- **Task brief**: Among the entries, which lines carry the string "that"? Copy each of them.

• • • • • • •

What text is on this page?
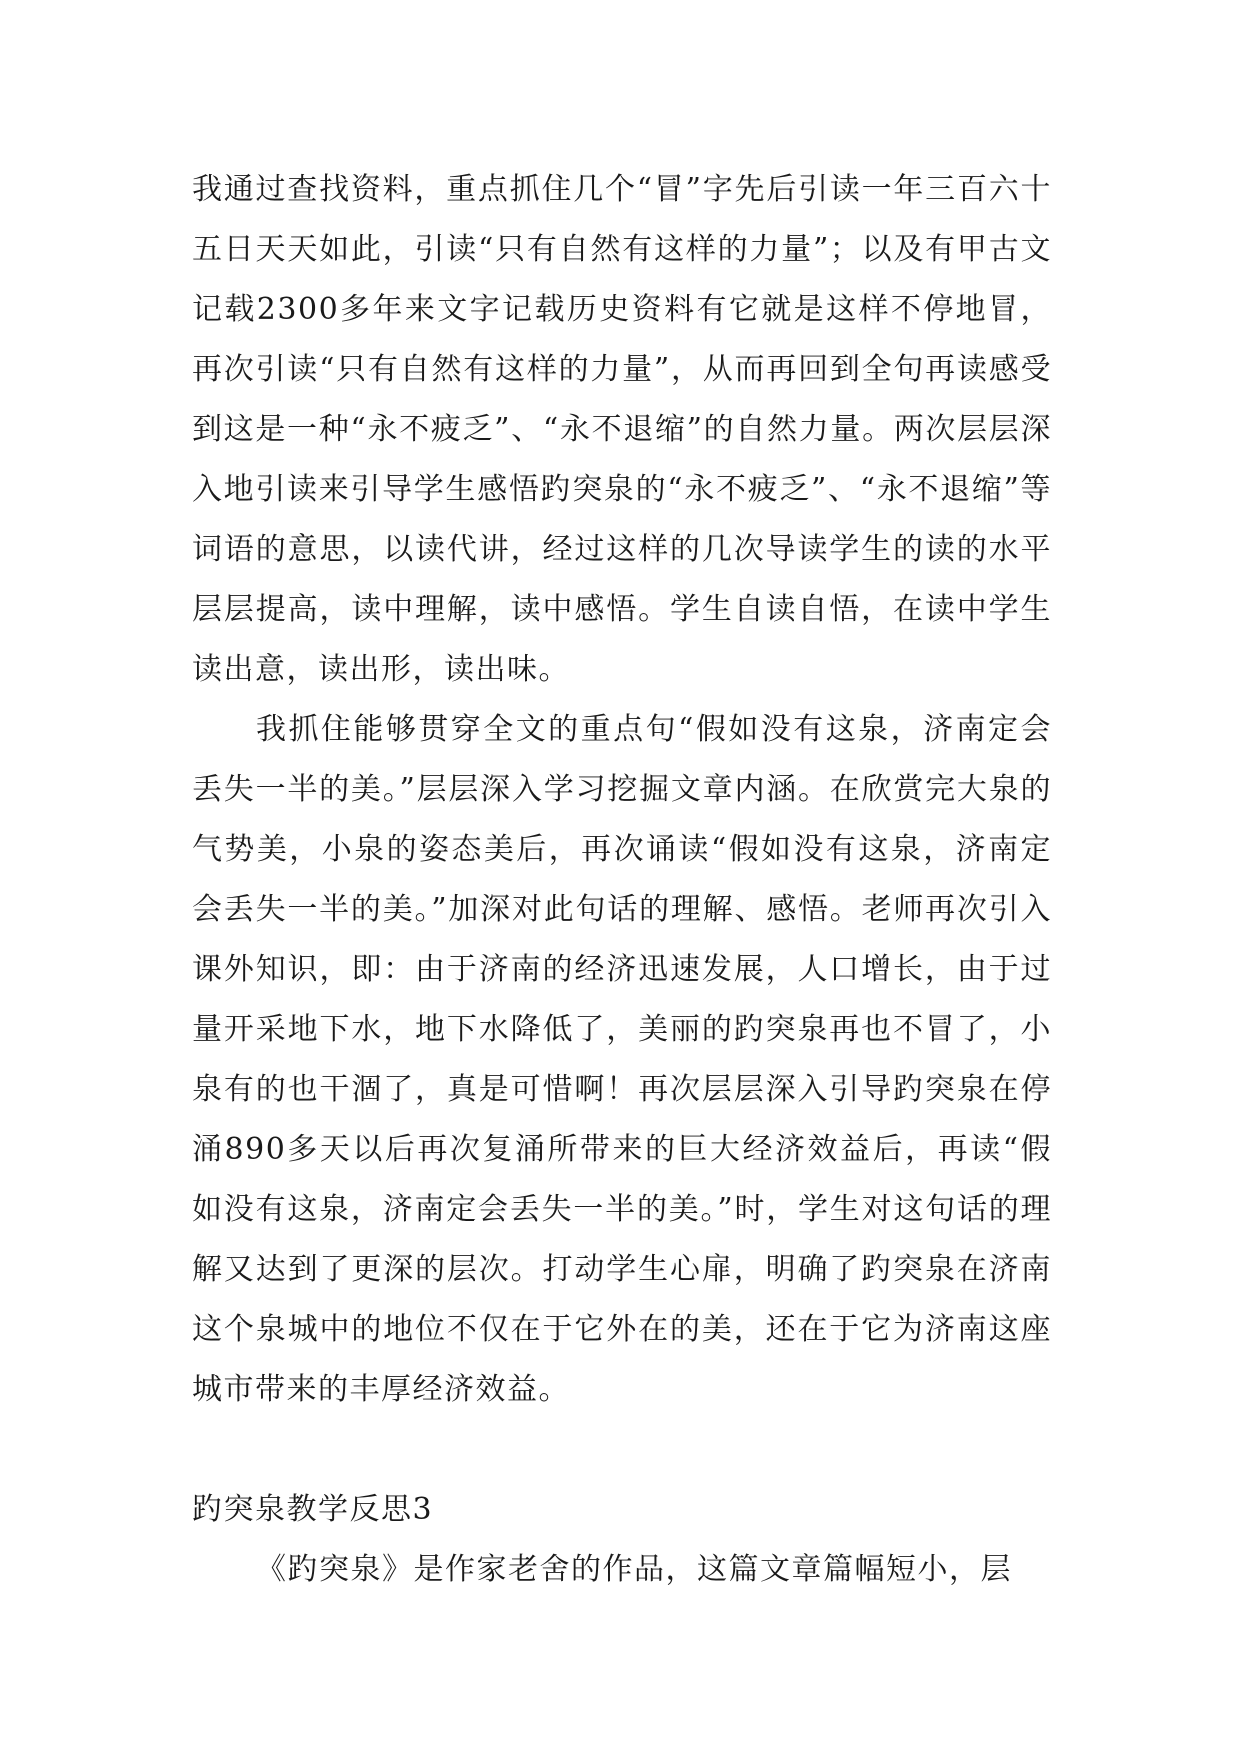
我通过查找资料，重点抓住几个“冒”字先后引读一年三百六十五日天天如此，引读“只有自然有这样的力量”；以及有甲古文记载2300多年来文字记载历史资料有它就是这样不停地冒，再次引读“只有自然有这样的力量”，从而再回到全句再读感受到这是一种“永不疲乏”、“永不退缩”的自然力量。两次层层深入地引读来引导学生感悟趵突泉的“永不疲乏”、“永不退缩”等词语的意思，以读代讲，经过这样的几次导读学生的读的水平层层提高，读中理解，读中感悟。学生自读自悟，在读中学生读出意，读出形，读出味。

我抓住能够贯穿全文的重点句“假如没有这泉，济南定会丢失一半的美。”层层深入学习挖掘文章内涵。在欣赏完大泉的气势美，小泉的姿态美后，再次诵读“假如没有这泉，济南定会丢失一半的美。”加深对此句话的理解、感悟。老师再次引入课外知识，即：由于济南的经济迅速发展，人口增长，由于过量开采地下水，地下水降低了，美丽的趵突泉再也不冒了，小泉有的也干涸了，真是可惜啊！再次层层深入引导趵突泉在停涌890多天以后再次复涌所带来的巨大经济效益后，再读“假如没有这泉，济南定会丢失一半的美。”时，学生对这句话的理解又达到了更深的层次。打动学生心扉，明确了趵突泉在济南这个泉城中的地位不仅在于它外在的美，还在于它为济南这座城市带来的丰厚经济效益。

趵突泉教学反思3

《趵突泉》是作家老舍的作品，这篇文章篇幅短小，层
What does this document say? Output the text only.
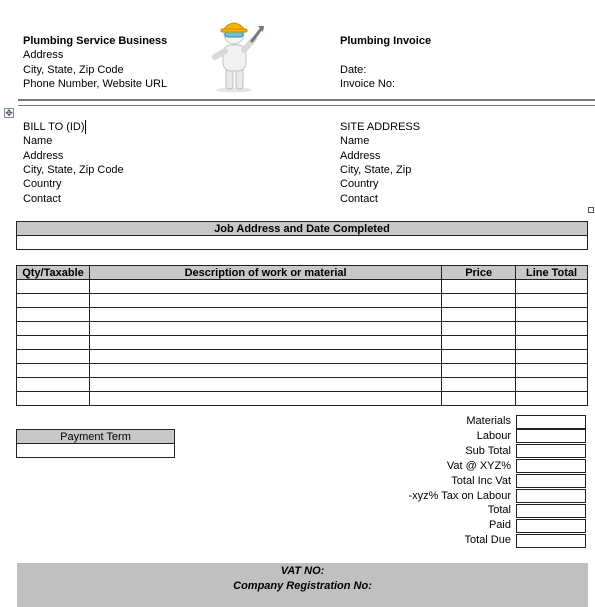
Plumbing Service Business
Address
City, State, Zip Code
Phone Number, Website URL
Plumbing Invoice
Date:
Invoice No:
✥
BILL TO (ID)
Name
Address
City, State, Zip Code
Country
Contact
SITE ADDRESS
Name
Address
City, State, Zip
Country
Contact
Job Address and Date Completed

Qty/Taxable	Description of work or material	Price	Line Total

Payment Term

Materials
Labour
Sub Total
Vat @ XYZ%
Total Inc Vat
-xyz% Tax on Labour
Total
Paid
Total Due
VAT NO:
Company Registration No:
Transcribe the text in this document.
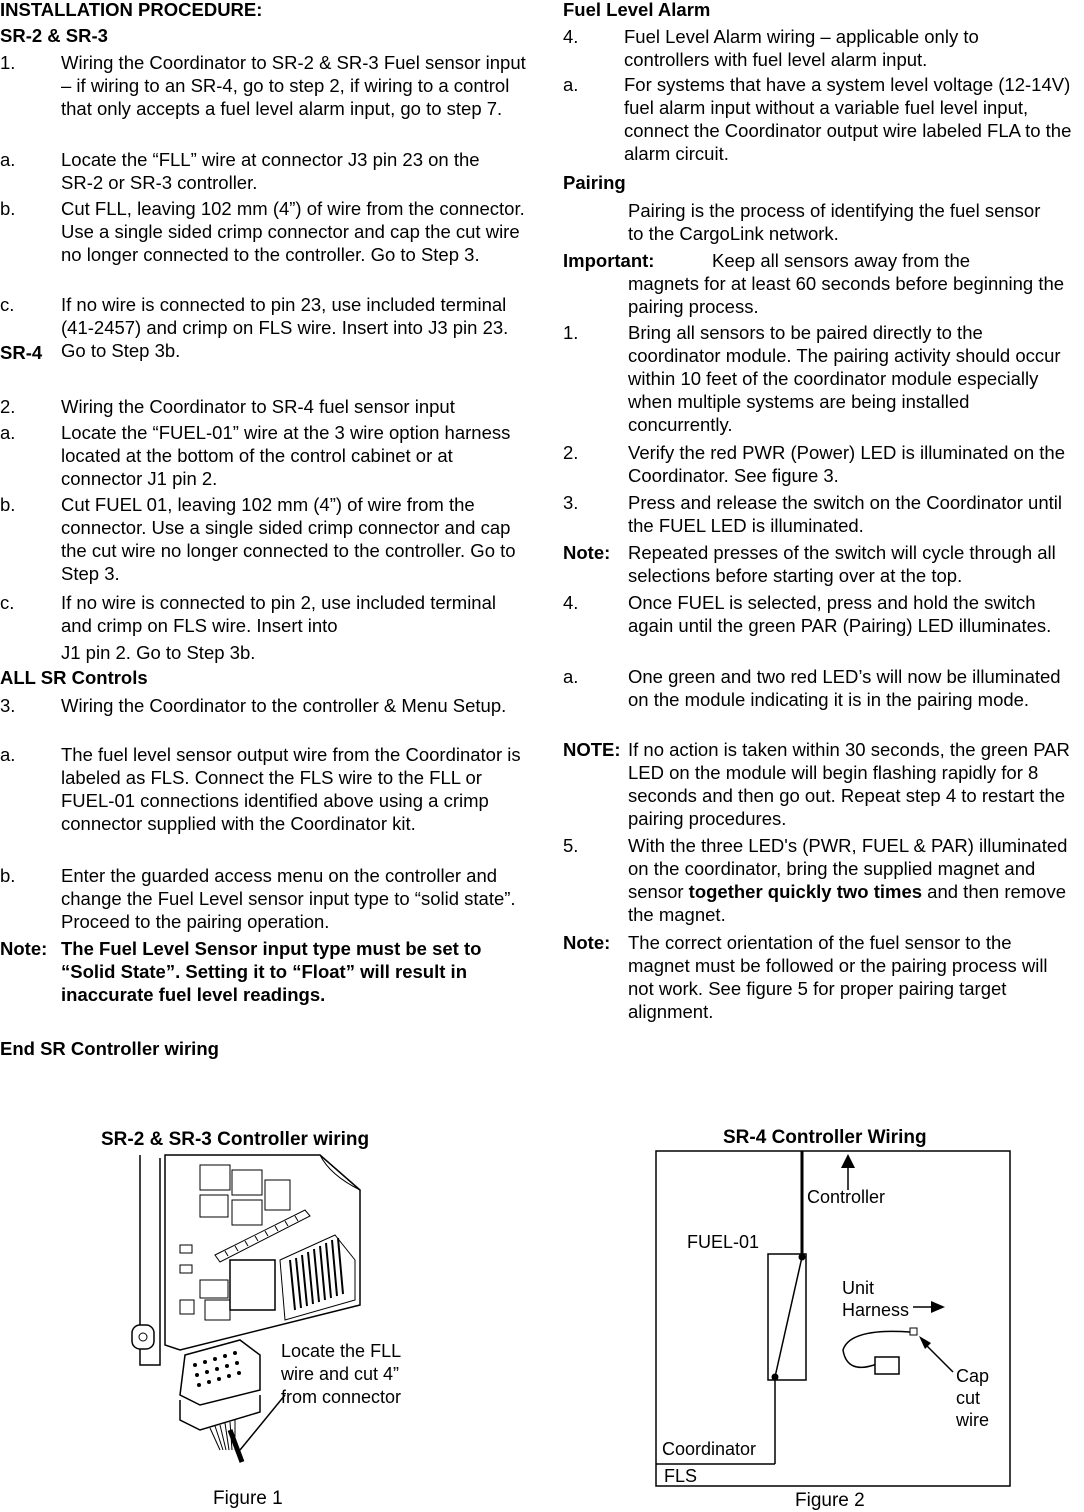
INSTALLATION PROCEDURE:

SR-2 & SR-3

1. Wiring the Coordinator to SR-2 & SR-3 Fuel sensor input – if wiring to an SR-4, go to step 2, if wiring to a control that only accepts a fuel level alarm input, go to step 7.
a. Locate the “FLL” wire at connector J3 pin 23 on the SR-2 or SR-3 controller.
b. Cut FLL, leaving 102 mm (4”) of wire from the connector. Use a single sided crimp connector and cap the cut wire no longer connected to the controller. Go to Step 3.
c.	If no wire is connected to pin 23, use included terminal (41-2457) and crimp on FLS wire. Insert into J3 pin 23. Go to Step 3b.

SR-4

2. Wiring the Coordinator to SR-4 fuel sensor input
a. Locate the “FUEL-01” wire at the 3 wire option harness located at the bottom of the control cabinet or at connector J1 pin 2.
b. Cut FUEL 01, leaving 102 mm (4”) of wire from the connector. Use a single sided crimp connector and cap the cut wire no longer connected to the controller. Go to Step 3.
c.	If no wire is connected to pin 2, use included terminal and crimp on FLS wire. Insert into
J1 pin 2. Go to Step 3b.

ALL SR Controls

3. Wiring the Coordinator to the controller & Menu Setup.
a. The fuel level sensor output wire from the Coordinator is labeled as FLS. Connect the FLS wire to the FLL or FUEL-01 connections identified above using a crimp connector supplied with the Coordinator kit.
b. Enter the guarded access menu on the controller and change the Fuel Level sensor input type to “solid state”. Proceed to the pairing operation.
Note: The Fuel Level Sensor input type must be set to “Solid State”. Setting it to “Float” will result in inaccurate fuel level readings.

End SR Controller wiring

Fuel Level Alarm

4. Fuel Level Alarm wiring – applicable only to controllers with fuel level alarm input.
a. For systems that have a system level voltage (12-14V) fuel alarm input without a variable fuel level input, connect the Coordinator output wire labeled FLA to the alarm circuit.

Pairing

Pairing is the process of identifying the fuel sensor to the CargoLink network.

Important:	Keep all sensors away from the
magnets for at least 60 seconds before beginning the pairing process.
1.	Bring all sensors to be paired directly to the coordinator module. The pairing activity should occur within 10 feet of the coordinator module especially when multiple systems are being installed concurrently.
2.	Verify the red PWR (Power) LED is illuminated on the Coordinator. See figure 3.
3.	Press and release the switch on the Coordinator until the FUEL LED is illuminated.
Note: Repeated presses of the switch will cycle through all selections before starting over at the top.
4.	Once FUEL is selected, press and hold the switch again until the green PAR (Pairing) LED illuminates.
a.	One green and two red LED’s will now be illuminated on the module indicating it is in the pairing mode.
NOTE: If no action is taken within 30 seconds, the green PAR LED on the module will begin flashing rapidly for 8 seconds and then go out. Repeat step 4 to restart the pairing procedures.
5.	With the three LED's (PWR, FUEL & PAR) illuminated on the coordinator, bring the supplied magnet and sensor together quickly two times and then remove the magnet.
Note: The correct orientation of the fuel sensor to the magnet must be followed or the pairing process will not work. See figure 5 for proper pairing target alignment.
SR-2 & SR-3 Controller wiring
Locate the FLL
wire and cut 4”
from connector
Figure 1
SR-4 Controller Wiring
Controller
FUEL-01
Unit
Harness
Cap
cut
wire
Coordinator
FLS
Figure 2
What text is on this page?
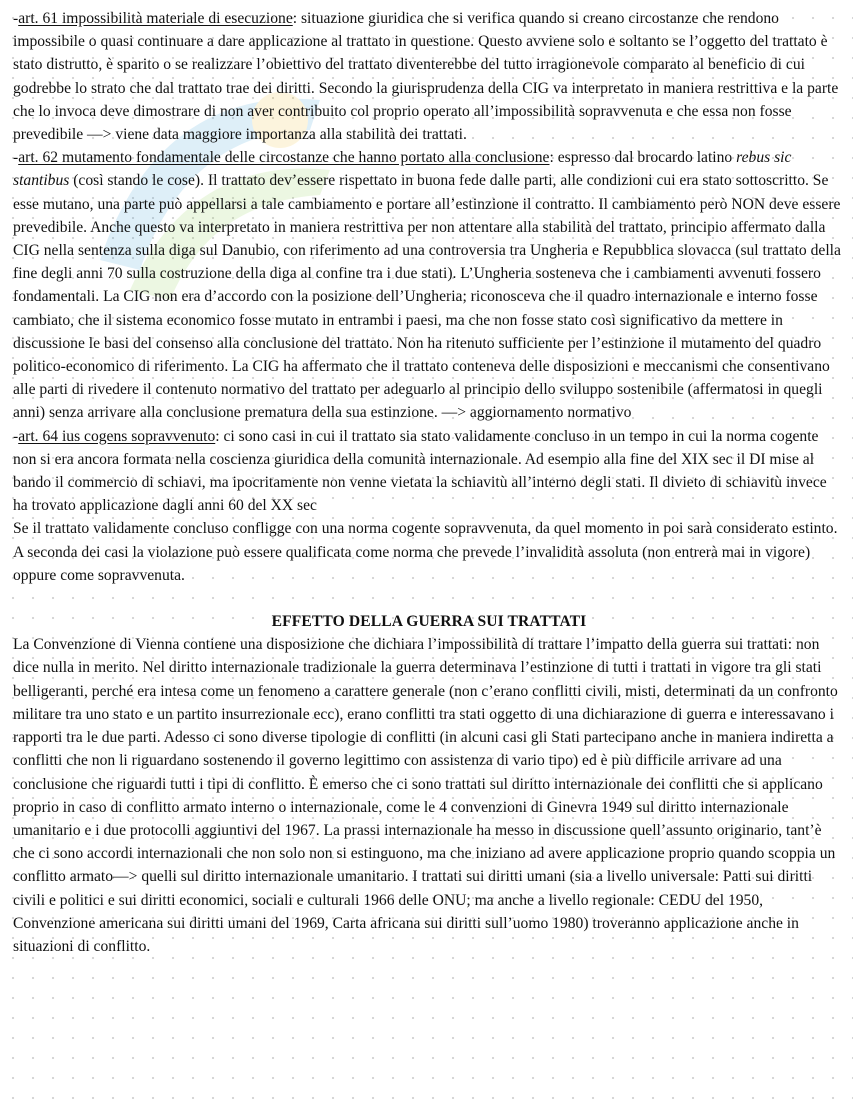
-art. 61 impossibilità materiale di esecuzione: situazione giuridica che si verifica quando si creano circostanze che rendono impossibile o quasi continuare a dare applicazione al trattato in questione. Questo avviene solo e soltanto se l’oggetto del trattato è stato distrutto, è sparito o se realizzare l’obiettivo del trattato diventerebbe del tutto irragionevole comparato al beneficio di cui godrebbe lo strato che dal trattato trae dei diritti. Secondo la giurisprudenza della CIG va interpretato in maniera restrittiva e la parte che lo invoca deve dimostrare di non aver contribuito col proprio operato all’impossibilità sopravvenuta e che essa non fosse prevedibile —> viene data maggiore importanza alla stabilità dei trattati.

-art. 62 mutamento fondamentale delle circostanze che hanno portato alla conclusione: espresso dal brocardo latino rebus sic stantibus (così stando le cose). Il trattato dev’essere rispettato in buona fede dalle parti, alle condizioni cui era stato sottoscritto. Se esse mutano, una parte può appellarsi a tale cambiamento e portare all’estinzione il contratto. Il cambiamento però NON deve essere prevedibile. Anche questo va interpretato in maniera restrittiva per non attentare alla stabilità del trattato, principio affermato dalla CIG nella sentenza sulla diga sul Danubio, con riferimento ad una controversia tra Ungheria e Repubblica slovacca (sul trattato della fine degli anni 70 sulla costruzione della diga al confine tra i due stati). L’Ungheria sosteneva che i cambiamenti avvenuti fossero fondamentali. La CIG non era d’accordo con la posizione dell’Ungheria; riconosceva che il quadro internazionale e interno fosse cambiato, che il sistema economico fosse mutato in entrambi i paesi, ma che non fosse stato così significativo da mettere in discussione le basi del consenso alla conclusione del trattato. Non ha ritenuto sufficiente per l’estinzione il mutamento del quadro politico-economico di riferimento. La CIG ha affermato che il trattato conteneva delle disposizioni e meccanismi che consentivano alle parti di rivedere il contenuto normativo del trattato per adeguarlo al principio dello sviluppo sostenibile (affermatosi in quegli anni) senza arrivare alla conclusione prematura della sua estinzione. —> aggiornamento normativo

-art. 64 ius cogens sopravvenuto: ci sono casi in cui il trattato sia stato validamente concluso in un tempo in cui la norma cogente non si era ancora formata nella coscienza giuridica della comunità internazionale. Ad esempio alla fine del XIX sec il DI mise al bando il commercio di schiavi, ma ipocritamente non venne vietata la schiavitù all’interno degli stati. Il divieto di schiavitù invece ha trovato applicazione dagli anni 60 del XX sec

Se il trattato validamente concluso confligge con una norma cogente sopravvenuta, da quel momento in poi sarà considerato estinto. A seconda dei casi la violazione può essere qualificata come norma che prevede l’invalidità assoluta (non entrerà mai in vigore) oppure come sopravvenuta.

EFFETTO DELLA GUERRA SUI TRATTATI

La Convenzione di Vienna contiene una disposizione che dichiara l’impossibilità di trattare l’impatto della guerra sui trattati: non dice nulla in merito. Nel diritto internazionale tradizionale la guerra determinava l’estinzione di tutti i trattati in vigore tra gli stati belligeranti, perché era intesa come un fenomeno a carattere generale (non c’erano conflitti civili, misti, determinati da un confronto militare tra uno stato e un partito insurrezionale ecc), erano conflitti tra stati oggetto di una dichiarazione di guerra e interessavano i rapporti tra le due parti. Adesso ci sono diverse tipologie di conflitti (in alcuni casi gli Stati partecipano anche in maniera indiretta a conflitti che non li riguardano sostenendo il governo legittimo con assistenza di vario tipo) ed è più difficile arrivare ad una conclusione che riguardi tutti i tipi di conflitto. È emerso che ci sono trattati sul diritto internazionale dei conflitti che si applicano proprio in caso di conflitto armato interno o internazionale, come le 4 convenzioni di Ginevra 1949 sul diritto internazionale umanitario e i due protocolli aggiuntivi del 1967. La prassi internazionale ha messo in discussione quell’assunto originario, tant’è che ci sono accordi internazionali che non solo non si estinguono, ma che iniziano ad avere applicazione proprio quando scoppia un conflitto armato—> quelli sul diritto internazionale umanitario. I trattati sui diritti umani (sia a livello universale: Patti sui diritti civili e politici e sui diritti economici, sociali e culturali 1966 delle ONU; ma anche a livello regionale: CEDU del 1950, Convenzione americana sui diritti umani del 1969, Carta africana sui diritti sull’uomo 1980) troveranno applicazione anche in situazioni di conflitto.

• • • • • • •

- **The output**:
1. Wiring the Coordinator to SR-2 & SR-3 Fuel sensor input – if wiring to an SR-4, go to step 2, if wiring to a control that only accepts a fuel level alarm input, go to step 7.
a. For systems that have a system level voltage (12-14V) fuel alarm input without a variable fuel level input, connect the Coordinator output wire labeled FLA to the alarm circuit.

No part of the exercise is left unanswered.